Text to read:

::::::

Hillary Goldthwait-Fowles  0:02

Welcome to at the heart Assistive and Inclusive Technology Stories. I’m your host, Hillary Goldthwait-Fowles. Today I have Veronica Lewis with me, who I’m so excited is here today to talk about assistive technology and share her story, Veronica, welcome to the show today.

Veronica Lewis  0:23

Thank you for having me.

Hillary Goldthwait-Fowles  0:25

Can you tell us a little bit about yourself Veronica, who you are, what you do and share your website your blog and what your goals are as a fellow assistive technology lover and user?

Veronica Lewis  0:41

I’d love to. Well, my name is Veronica Lewis, and I am a student at George Mason University in Virginia studying data science and assistive technology with a special interest in visual impairment. I also run the free website Veronica with four eyes. The URL is So literally Veronica with four I’s. On Veronica with four eyes, I have over 550 different blog posts about topics related to low vision, Assistive Technology, Education, design, and a lot of other topics that show that you can live an awesome life with visual impairment and be able to achieve whatever you want. My ultimate goal, though, is to be able to take over the world with assistive technology, first by ensuring that everyone has access to the tools that they need to be able to do whatever they need or want to do, and then achieving world domination with large print and screen readers. I’m not sure which order I’ll do it in.

Hillary Goldthwait-Fowles  1:47

I love that. So how what- you talk a little about the assistive tech on large print. So tell us a little bit about what current assistive technology you use and how that has that empowered you to have equitable access to curriculum materials and assessments.

Veronica Lewis  2:07

Well, you’ll notice besides saying large print. I also said screen readers because I have a vision impairment that wildly fluctuates sometimes several times a day. So my access needs change a lot depending on things like eye fatigue, lighting in the room, and even things like allergens in the air- my eyes will swell shut if I’m around a lot of pollen.

::::::

Information provided:
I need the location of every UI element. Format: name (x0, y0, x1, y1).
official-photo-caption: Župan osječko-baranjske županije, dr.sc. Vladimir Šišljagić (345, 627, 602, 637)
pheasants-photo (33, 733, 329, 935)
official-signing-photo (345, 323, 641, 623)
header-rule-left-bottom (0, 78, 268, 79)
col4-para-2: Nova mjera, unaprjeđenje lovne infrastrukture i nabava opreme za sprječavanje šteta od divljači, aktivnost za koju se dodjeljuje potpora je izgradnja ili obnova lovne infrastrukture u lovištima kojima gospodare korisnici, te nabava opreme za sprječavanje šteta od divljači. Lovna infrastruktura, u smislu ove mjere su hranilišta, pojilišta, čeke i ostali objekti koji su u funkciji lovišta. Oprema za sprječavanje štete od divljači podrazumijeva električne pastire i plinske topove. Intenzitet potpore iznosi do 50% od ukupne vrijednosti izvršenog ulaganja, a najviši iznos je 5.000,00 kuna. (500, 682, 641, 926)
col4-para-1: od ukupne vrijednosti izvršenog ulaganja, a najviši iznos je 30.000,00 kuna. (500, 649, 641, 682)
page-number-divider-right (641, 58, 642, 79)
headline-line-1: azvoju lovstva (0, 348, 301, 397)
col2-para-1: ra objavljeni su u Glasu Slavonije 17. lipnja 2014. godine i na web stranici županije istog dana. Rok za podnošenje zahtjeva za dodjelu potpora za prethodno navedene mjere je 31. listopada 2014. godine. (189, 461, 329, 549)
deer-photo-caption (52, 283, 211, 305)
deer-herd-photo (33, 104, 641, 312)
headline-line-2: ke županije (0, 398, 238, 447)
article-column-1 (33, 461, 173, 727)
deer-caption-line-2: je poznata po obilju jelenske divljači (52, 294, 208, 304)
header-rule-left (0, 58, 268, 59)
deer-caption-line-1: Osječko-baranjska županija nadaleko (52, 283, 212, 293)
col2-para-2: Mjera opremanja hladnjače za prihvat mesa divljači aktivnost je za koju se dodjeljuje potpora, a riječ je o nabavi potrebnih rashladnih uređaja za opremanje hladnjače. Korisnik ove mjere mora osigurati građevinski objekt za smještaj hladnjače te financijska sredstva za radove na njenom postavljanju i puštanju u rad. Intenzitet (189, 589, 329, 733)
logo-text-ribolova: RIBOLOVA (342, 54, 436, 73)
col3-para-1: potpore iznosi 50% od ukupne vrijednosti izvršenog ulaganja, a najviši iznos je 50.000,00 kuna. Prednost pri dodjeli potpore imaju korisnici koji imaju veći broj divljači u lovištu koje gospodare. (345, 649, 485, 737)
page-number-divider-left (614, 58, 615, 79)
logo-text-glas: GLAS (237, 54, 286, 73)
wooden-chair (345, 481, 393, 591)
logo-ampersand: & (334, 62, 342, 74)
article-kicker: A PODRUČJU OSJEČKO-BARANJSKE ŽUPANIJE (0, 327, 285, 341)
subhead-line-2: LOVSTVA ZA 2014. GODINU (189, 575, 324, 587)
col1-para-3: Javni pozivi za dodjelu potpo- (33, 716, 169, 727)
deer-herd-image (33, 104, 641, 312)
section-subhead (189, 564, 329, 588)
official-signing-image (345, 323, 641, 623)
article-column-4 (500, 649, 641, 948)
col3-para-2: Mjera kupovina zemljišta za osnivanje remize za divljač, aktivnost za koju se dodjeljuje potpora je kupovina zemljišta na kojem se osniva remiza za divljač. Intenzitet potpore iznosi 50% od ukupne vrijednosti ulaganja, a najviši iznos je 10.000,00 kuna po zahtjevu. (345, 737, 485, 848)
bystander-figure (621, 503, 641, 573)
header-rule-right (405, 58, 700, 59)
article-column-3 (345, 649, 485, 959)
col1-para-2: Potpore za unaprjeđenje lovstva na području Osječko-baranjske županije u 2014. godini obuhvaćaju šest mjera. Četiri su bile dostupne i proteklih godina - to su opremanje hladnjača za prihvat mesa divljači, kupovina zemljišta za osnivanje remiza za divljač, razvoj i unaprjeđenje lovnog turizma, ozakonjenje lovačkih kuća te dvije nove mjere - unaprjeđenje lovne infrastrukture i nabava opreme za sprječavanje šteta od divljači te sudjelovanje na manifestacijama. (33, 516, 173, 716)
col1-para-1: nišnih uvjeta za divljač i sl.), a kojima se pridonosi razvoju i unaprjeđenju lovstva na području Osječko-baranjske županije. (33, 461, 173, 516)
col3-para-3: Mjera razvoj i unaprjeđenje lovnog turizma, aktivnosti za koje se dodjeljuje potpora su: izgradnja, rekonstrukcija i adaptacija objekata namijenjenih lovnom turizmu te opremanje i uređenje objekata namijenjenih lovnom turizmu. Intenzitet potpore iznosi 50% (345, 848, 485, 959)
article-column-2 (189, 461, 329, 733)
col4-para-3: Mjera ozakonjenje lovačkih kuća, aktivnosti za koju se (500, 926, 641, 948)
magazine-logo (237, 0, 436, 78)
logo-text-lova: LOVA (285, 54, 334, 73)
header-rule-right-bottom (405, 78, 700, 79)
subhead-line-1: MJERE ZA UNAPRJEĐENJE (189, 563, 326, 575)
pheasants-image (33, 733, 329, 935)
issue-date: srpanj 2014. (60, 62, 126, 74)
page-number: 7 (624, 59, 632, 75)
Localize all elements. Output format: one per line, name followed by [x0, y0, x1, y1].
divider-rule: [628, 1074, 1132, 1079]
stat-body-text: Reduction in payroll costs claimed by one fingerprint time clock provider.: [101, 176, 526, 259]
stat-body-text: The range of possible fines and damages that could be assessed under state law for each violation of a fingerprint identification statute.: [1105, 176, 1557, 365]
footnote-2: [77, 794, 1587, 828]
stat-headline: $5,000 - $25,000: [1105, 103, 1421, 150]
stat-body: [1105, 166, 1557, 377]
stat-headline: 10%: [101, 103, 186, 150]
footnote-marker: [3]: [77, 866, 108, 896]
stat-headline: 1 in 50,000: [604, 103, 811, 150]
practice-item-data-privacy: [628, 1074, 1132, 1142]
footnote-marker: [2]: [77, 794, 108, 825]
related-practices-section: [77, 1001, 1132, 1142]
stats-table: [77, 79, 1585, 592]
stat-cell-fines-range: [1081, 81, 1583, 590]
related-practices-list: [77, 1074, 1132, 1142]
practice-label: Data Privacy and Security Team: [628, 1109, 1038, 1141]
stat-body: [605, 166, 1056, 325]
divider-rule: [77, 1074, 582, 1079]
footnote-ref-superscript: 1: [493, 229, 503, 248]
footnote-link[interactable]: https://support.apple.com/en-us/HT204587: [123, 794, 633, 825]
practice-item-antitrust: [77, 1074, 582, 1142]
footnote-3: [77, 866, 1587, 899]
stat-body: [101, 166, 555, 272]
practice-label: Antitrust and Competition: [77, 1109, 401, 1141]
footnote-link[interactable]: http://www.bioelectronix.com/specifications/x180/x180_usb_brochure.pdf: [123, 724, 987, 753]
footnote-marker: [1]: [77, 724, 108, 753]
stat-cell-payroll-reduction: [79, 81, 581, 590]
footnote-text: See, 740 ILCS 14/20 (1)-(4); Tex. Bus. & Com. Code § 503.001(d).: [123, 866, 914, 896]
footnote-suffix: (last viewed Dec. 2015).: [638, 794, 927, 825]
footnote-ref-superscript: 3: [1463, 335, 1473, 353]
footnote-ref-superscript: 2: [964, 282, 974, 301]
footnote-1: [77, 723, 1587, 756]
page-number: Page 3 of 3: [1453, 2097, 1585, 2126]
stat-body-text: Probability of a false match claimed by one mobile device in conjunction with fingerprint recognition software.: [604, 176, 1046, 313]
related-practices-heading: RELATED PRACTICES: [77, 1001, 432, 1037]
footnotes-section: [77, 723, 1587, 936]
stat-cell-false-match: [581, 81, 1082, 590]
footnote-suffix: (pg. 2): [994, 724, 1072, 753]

::::::

Written instruction 1:
Answer these from the interview transcript, one line each:
(a) Which university does Veronica Lewis attend?
(b) How many blog posts are on her website?
(c) What will make her eyes swell shut?
Written instruction 2:
List the topics that the interview transcript names for Veronica's blog posts.
Written instruction 3:
Carry on with the interview transcript from the point where it stops.

Response 1:
(a) George Mason University in Virginia.
(b) Over 550.
(c) Being around a lot of pollen.

Response 2:
Low vision, assistive technology, education, design.

Response 3:
On a given day, I typically use large print across all of my favorite devices, such as my Windows computer, iPad, and Android phone. I have a large print keyboard and a couple of other large print input devices as well to help me. I use a screen reader to read longer pages of text I like to use, select to speak or other on-demand screen readers because sometimes I can generally see the layout of a website and can navigate it with my mouse, but can’t necessarily see the text that’s in it. I also use a blindness cane whenever I am outside, I love my blindness canes they help me so much with independence. And I also use a variety of other apps, depending on the situation. so I use a lot of different Microsoft Office applications. I love Microsoft Seeing AI as well as other visual assistance like Google Lens, Google Lookout, Aira, BeSpecular, and Be My Eyes. I use all sorts of different things I love trying out new assistive technology and seeing what will work best for my needs.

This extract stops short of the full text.